All entries below need to be written out exactly, but without their pictures.

-- Begin TASK MATERIAL --

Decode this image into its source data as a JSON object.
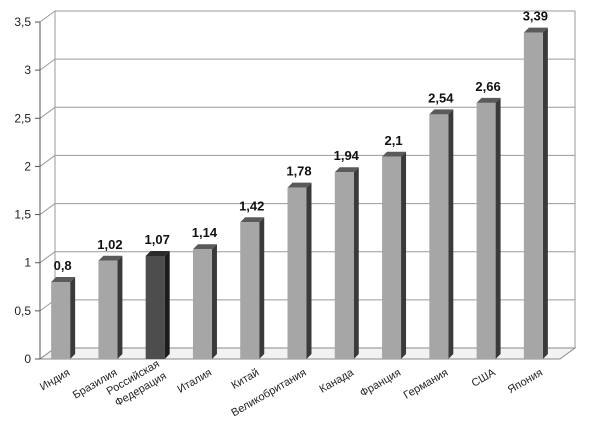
{
  "chart_data": {
    "type": "bar",
    "categories": [
      "Индия",
      "Бразилия",
      "Российская Федерация",
      "Италия",
      "Китай",
      "Великобритания",
      "Канада",
      "Франция",
      "Германия",
      "США",
      "Япония"
    ],
    "category_lines": [
      [
        "Индия"
      ],
      [
        "Бразилия"
      ],
      [
        "Российская",
        "Федерация"
      ],
      [
        "Италия"
      ],
      [
        "Китай"
      ],
      [
        "Великобритания"
      ],
      [
        "Канада"
      ],
      [
        "Франция"
      ],
      [
        "Германия"
      ],
      [
        "США"
      ],
      [
        "Япония"
      ]
    ],
    "values": [
      0.8,
      1.02,
      1.07,
      1.14,
      1.42,
      1.78,
      1.94,
      2.1,
      2.54,
      2.66,
      3.39
    ],
    "value_labels": [
      "0,8",
      "1,02",
      "1,07",
      "1,14",
      "1,42",
      "1,78",
      "1,94",
      "2,1",
      "2,54",
      "2,66",
      "3,39"
    ],
    "y_ticks": [
      0,
      0.5,
      1,
      1.5,
      2,
      2.5,
      3,
      3.5
    ],
    "y_tick_labels": [
      "0",
      "0,5",
      "1",
      "1,5",
      "2",
      "2,5",
      "3",
      "3,5"
    ],
    "ylim": [
      0,
      3.5
    ],
    "title": "",
    "xlabel": "",
    "ylabel": "",
    "grid": true,
    "legend": "none",
    "bar_color": "#a6a6a6",
    "highlight_color": "#4d4d4d",
    "highlight_index": 2,
    "gridline_color": "#9a9a9a"
  }
}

-- End TASK MATERIAL --

OUTPUT FOR THIS EXERCISE
Decode this image into its source data as a JSON object.
{
  "chart_data": {
    "type": "bar",
    "categories": [
      "Индия",
      "Бразилия",
      "Российская Федерация",
      "Италия",
      "Китай",
      "Великобритания",
      "Канада",
      "Франция",
      "Германия",
      "США",
      "Япония"
    ],
    "category_lines": [
      [
        "Индия"
      ],
      [
        "Бразилия"
      ],
      [
        "Российская",
        "Федерация"
      ],
      [
        "Италия"
      ],
      [
        "Китай"
      ],
      [
        "Великобритания"
      ],
      [
        "Канада"
      ],
      [
        "Франция"
      ],
      [
        "Германия"
      ],
      [
        "США"
      ],
      [
        "Япония"
      ]
    ],
    "values": [
      0.8,
      1.02,
      1.07,
      1.14,
      1.42,
      1.78,
      1.94,
      2.1,
      2.54,
      2.66,
      3.39
    ],
    "value_labels": [
      "0,8",
      "1,02",
      "1,07",
      "1,14",
      "1,42",
      "1,78",
      "1,94",
      "2,1",
      "2,54",
      "2,66",
      "3,39"
    ],
    "y_ticks": [
      0,
      0.5,
      1,
      1.5,
      2,
      2.5,
      3,
      3.5
    ],
    "y_tick_labels": [
      "0",
      "0,5",
      "1",
      "1,5",
      "2",
      "2,5",
      "3",
      "3,5"
    ],
    "ylim": [
      0,
      3.5
    ],
    "title": "",
    "xlabel": "",
    "ylabel": "",
    "grid": true,
    "legend": "none",
    "bar_color": "#a6a6a6",
    "highlight_color": "#4d4d4d",
    "highlight_index": 2,
    "gridline_color": "#9a9a9a"
  }
}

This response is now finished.